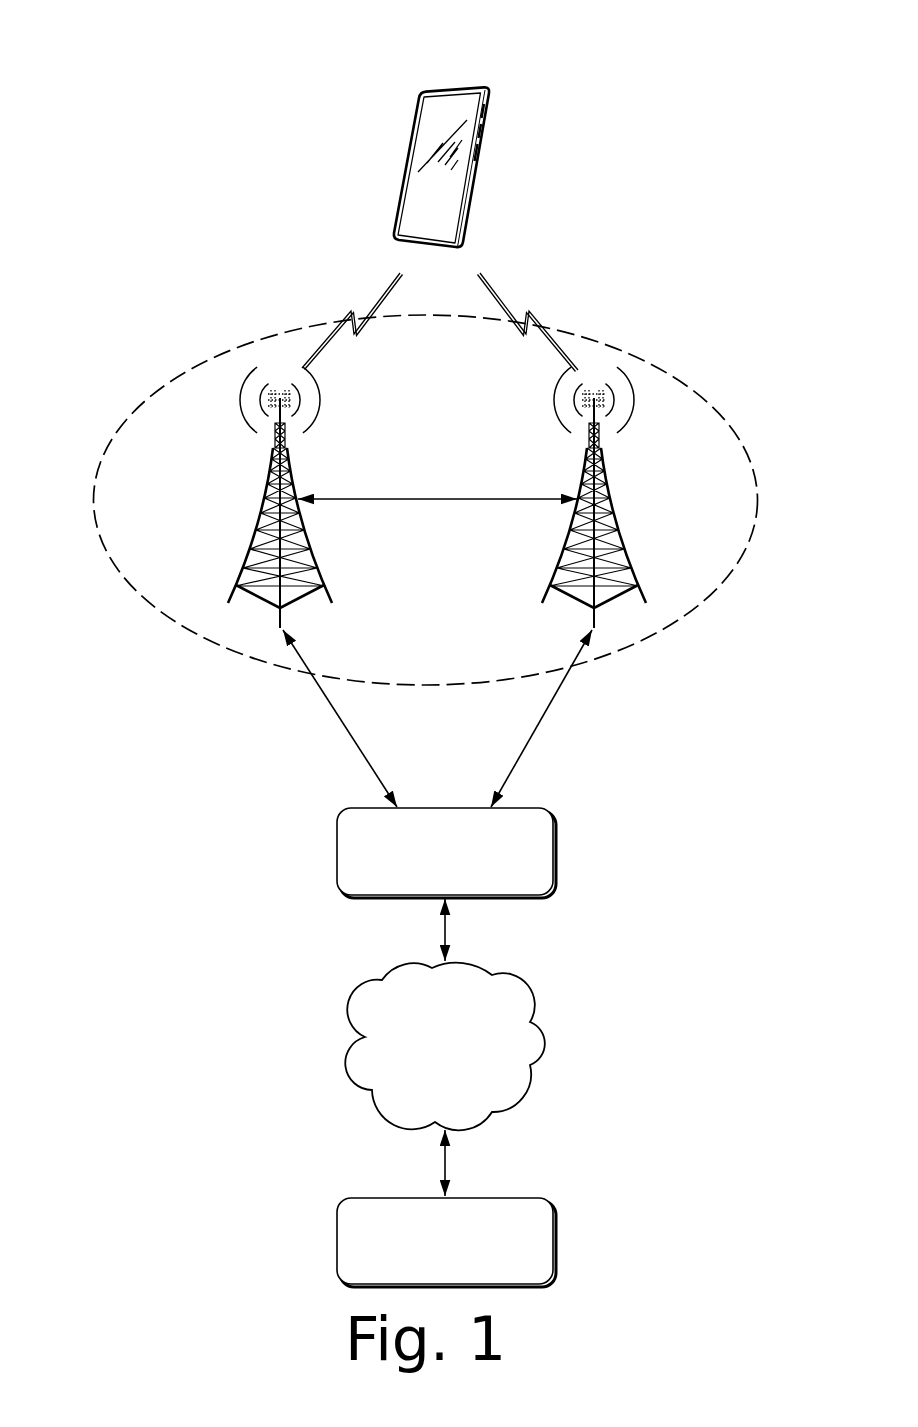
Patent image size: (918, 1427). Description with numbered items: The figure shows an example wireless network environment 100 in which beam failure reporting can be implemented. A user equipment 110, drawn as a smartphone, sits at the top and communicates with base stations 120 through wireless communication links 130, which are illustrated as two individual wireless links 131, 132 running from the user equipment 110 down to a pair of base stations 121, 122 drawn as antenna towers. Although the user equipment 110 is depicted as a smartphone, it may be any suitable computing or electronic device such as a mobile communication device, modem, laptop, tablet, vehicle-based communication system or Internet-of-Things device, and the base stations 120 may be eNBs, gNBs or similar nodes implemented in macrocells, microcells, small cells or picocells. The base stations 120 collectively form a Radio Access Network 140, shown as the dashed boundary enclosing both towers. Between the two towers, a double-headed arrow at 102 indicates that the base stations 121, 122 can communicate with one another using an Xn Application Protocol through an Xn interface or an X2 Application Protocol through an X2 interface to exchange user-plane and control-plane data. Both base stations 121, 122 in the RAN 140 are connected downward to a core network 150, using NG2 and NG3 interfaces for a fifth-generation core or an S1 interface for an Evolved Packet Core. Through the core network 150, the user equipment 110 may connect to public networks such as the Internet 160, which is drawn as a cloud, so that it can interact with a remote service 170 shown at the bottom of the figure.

The environment 100 is at (126, 42).
The user equipment 110 is at (493, 83).
The wireless communication links 130 is at (544, 236).
The wireless link 131 is at (357, 299).
The wireless link 132 is at (526, 299).
The Radio Access Network 140 is at (732, 424).
The base stations 120 is at (166, 561).
The base station 121 is at (269, 478).
The base station 122 is at (605, 478).
The connection 102 is at (406, 494).
The core network 150 is at (427, 876).
The Internet 160 is at (427, 1063).
The remote service 170 is at (427, 1266).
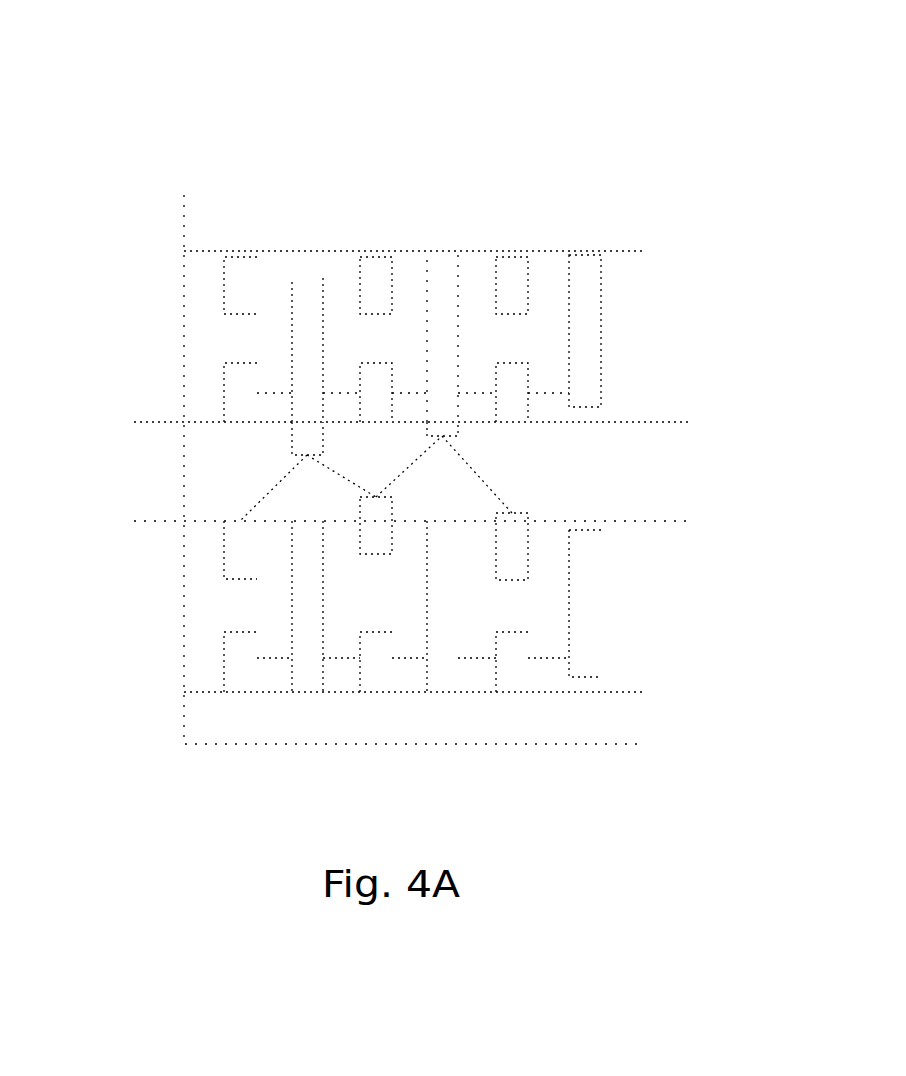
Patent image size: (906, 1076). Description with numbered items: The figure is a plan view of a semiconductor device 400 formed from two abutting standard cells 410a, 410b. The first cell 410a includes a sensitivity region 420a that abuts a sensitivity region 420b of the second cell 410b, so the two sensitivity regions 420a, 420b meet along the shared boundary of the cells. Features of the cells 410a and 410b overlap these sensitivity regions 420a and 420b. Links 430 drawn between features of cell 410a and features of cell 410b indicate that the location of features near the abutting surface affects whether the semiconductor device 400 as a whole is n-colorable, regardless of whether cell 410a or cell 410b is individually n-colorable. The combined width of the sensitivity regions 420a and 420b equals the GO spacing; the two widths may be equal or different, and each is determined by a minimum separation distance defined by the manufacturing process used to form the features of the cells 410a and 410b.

The semiconductor device 400 is at (146, 122).
The standard cell 410a is at (184, 313).
The standard cell 410b is at (184, 618).
The sensitivity region 420a is at (193, 443).
The sensitivity region 420b is at (193, 493).
The links 430 is at (513, 448).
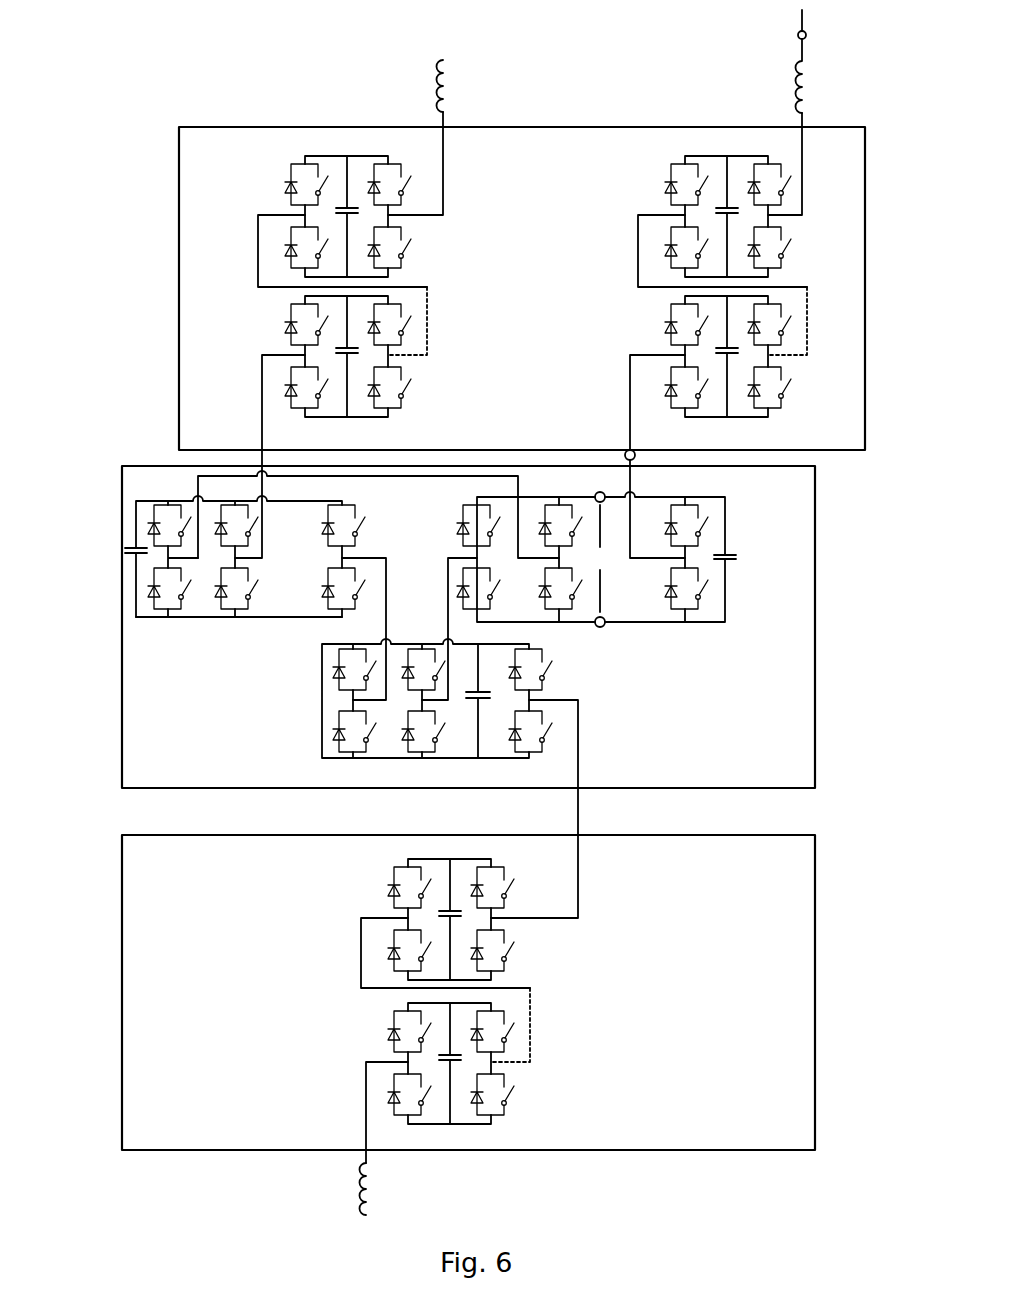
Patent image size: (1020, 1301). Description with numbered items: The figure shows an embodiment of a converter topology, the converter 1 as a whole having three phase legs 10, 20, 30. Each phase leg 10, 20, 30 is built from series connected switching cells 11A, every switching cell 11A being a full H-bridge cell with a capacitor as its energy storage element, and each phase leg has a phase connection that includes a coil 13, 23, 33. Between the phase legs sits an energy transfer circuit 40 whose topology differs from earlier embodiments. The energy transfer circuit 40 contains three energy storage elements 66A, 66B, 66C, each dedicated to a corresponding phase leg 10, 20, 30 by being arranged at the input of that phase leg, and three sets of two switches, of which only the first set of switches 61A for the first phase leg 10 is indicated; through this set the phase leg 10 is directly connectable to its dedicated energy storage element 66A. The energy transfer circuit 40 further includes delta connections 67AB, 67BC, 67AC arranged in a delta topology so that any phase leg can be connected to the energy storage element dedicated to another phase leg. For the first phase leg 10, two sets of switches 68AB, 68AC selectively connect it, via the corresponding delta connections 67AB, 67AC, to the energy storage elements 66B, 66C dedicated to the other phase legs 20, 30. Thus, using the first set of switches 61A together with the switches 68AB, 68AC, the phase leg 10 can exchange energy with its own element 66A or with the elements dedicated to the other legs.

The power converter system 1 is at (148, 100).
The phase leg 10 is at (343, 112).
The coil 13 is at (448, 70).
The phase leg 20 is at (718, 115).
The coil 23 is at (806, 77).
The switching cell 11A is at (263, 195).
The energy transfer circuit 40 is at (783, 686).
The energy storage element 66A is at (122, 560).
The energy storage element 66B is at (712, 556).
The energy storage element 66C is at (466, 700).
The first set of switches 61A is at (230, 627).
The delta connection 67AB is at (417, 474).
The delta connection 67AC is at (387, 630).
The delta connection 67BC is at (448, 630).
The set of switches 68AB is at (147, 600).
The set of switches 68AC is at (375, 580).
The phase leg 30 is at (462, 1163).
The coil 33 is at (358, 1198).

What to produce. Please give all of the material again, exactly, without the images.

Response to the task.
Patent image size: (918, 1427). Description with numbered items: The figure shows an example wireless network environment 100 in which beam failure reporting can be implemented. A user equipment 110, drawn as a smartphone, sits at the top and communicates with base stations 120 through wireless communication links 130, which are illustrated as two individual wireless links 131, 132 running from the user equipment 110 down to a pair of base stations 121, 122 drawn as antenna towers. Although the user equipment 110 is depicted as a smartphone, it may be any suitable computing or electronic device such as a mobile communication device, modem, laptop, tablet, vehicle-based communication system or Internet-of-Things device, and the base stations 120 may be eNBs, gNBs or similar nodes implemented in macrocells, microcells, small cells or picocells. The base stations 120 collectively form a Radio Access Network 140, shown as the dashed boundary enclosing both towers. Between the two towers, a double-headed arrow at 102 indicates that the base stations 121, 122 can communicate with one another using an Xn Application Protocol through an Xn interface or an X2 Application Protocol through an X2 interface to exchange user-plane and control-plane data. Both base stations 121, 122 in the RAN 140 are connected downward to a core network 150, using NG2 and NG3 interfaces for a fifth-generation core or an S1 interface for an Evolved Packet Core. Through the core network 150, the user equipment 110 may connect to public networks such as the Internet 160, which is drawn as a cloud, so that it can interact with a remote service 170 shown at the bottom of the figure.

The environment 100 is at (126, 42).
The user equipment 110 is at (493, 83).
The wireless communication links 130 is at (544, 236).
The wireless link 131 is at (357, 299).
The wireless link 132 is at (526, 299).
The Radio Access Network 140 is at (732, 424).
The base stations 120 is at (166, 561).
The base station 121 is at (269, 478).
The base station 122 is at (605, 478).
The connection 102 is at (406, 494).
The core network 150 is at (427, 876).
The Internet 160 is at (427, 1063).
The remote service 170 is at (427, 1266).
Patent image size: (906, 1076). Description with numbered items: The figure is a plan view of a semiconductor device 400 formed from two abutting standard cells 410a, 410b. The first cell 410a includes a sensitivity region 420a that abuts a sensitivity region 420b of the second cell 410b, so the two sensitivity regions 420a, 420b meet along the shared boundary of the cells. Features of the cells 410a and 410b overlap these sensitivity regions 420a and 420b. Links 430 drawn between features of cell 410a and features of cell 410b indicate that the location of features near the abutting surface affects whether the semiconductor device 400 as a whole is n-colorable, regardless of whether cell 410a or cell 410b is individually n-colorable. The combined width of the sensitivity regions 420a and 420b equals the GO spacing; the two widths may be equal or different, and each is determined by a minimum separation distance defined by the manufacturing process used to form the features of the cells 410a and 410b.

The semiconductor device 400 is at (146, 122).
The standard cell 410a is at (184, 313).
The standard cell 410b is at (184, 618).
The sensitivity region 420a is at (193, 443).
The sensitivity region 420b is at (193, 493).
The links 430 is at (513, 448).
Patent image size: (1020, 1301). Description with numbered items: The figure shows an embodiment of a converter topology, the converter 1 as a whole having three phase legs 10, 20, 30. Each phase leg 10, 20, 30 is built from series connected switching cells 11A, every switching cell 11A being a full H-bridge cell with a capacitor as its energy storage element, and each phase leg has a phase connection that includes a coil 13, 23, 33. Between the phase legs sits an energy transfer circuit 40 whose topology differs from earlier embodiments. The energy transfer circuit 40 contains three energy storage elements 66A, 66B, 66C, each dedicated to a corresponding phase leg 10, 20, 30 by being arranged at the input of that phase leg, and three sets of two switches, of which only the first set of switches 61A for the first phase leg 10 is indicated; through this set the phase leg 10 is directly connectable to its dedicated energy storage element 66A. The energy transfer circuit 40 further includes delta connections 67AB, 67BC, 67AC arranged in a delta topology so that any phase leg can be connected to the energy storage element dedicated to another phase leg. For the first phase leg 10, two sets of switches 68AB, 68AC selectively connect it, via the corresponding delta connections 67AB, 67AC, to the energy storage elements 66B, 66C dedicated to the other phase legs 20, 30. Thus, using the first set of switches 61A together with the switches 68AB, 68AC, the phase leg 10 can exchange energy with its own element 66A or with the elements dedicated to the other legs.

The power converter system 1 is at (148, 100).
The phase leg 10 is at (343, 112).
The coil 13 is at (448, 70).
The phase leg 20 is at (718, 115).
The coil 23 is at (806, 77).
The switching cell 11A is at (263, 195).
The energy transfer circuit 40 is at (783, 686).
The energy storage element 66A is at (122, 560).
The energy storage element 66B is at (712, 556).
The energy storage element 66C is at (466, 700).
The first set of switches 61A is at (230, 627).
The delta connection 67AB is at (417, 474).
The delta connection 67AC is at (387, 630).
The delta connection 67BC is at (448, 630).
The set of switches 68AB is at (147, 600).
The set of switches 68AC is at (375, 580).
The phase leg 30 is at (462, 1163).
The coil 33 is at (358, 1198).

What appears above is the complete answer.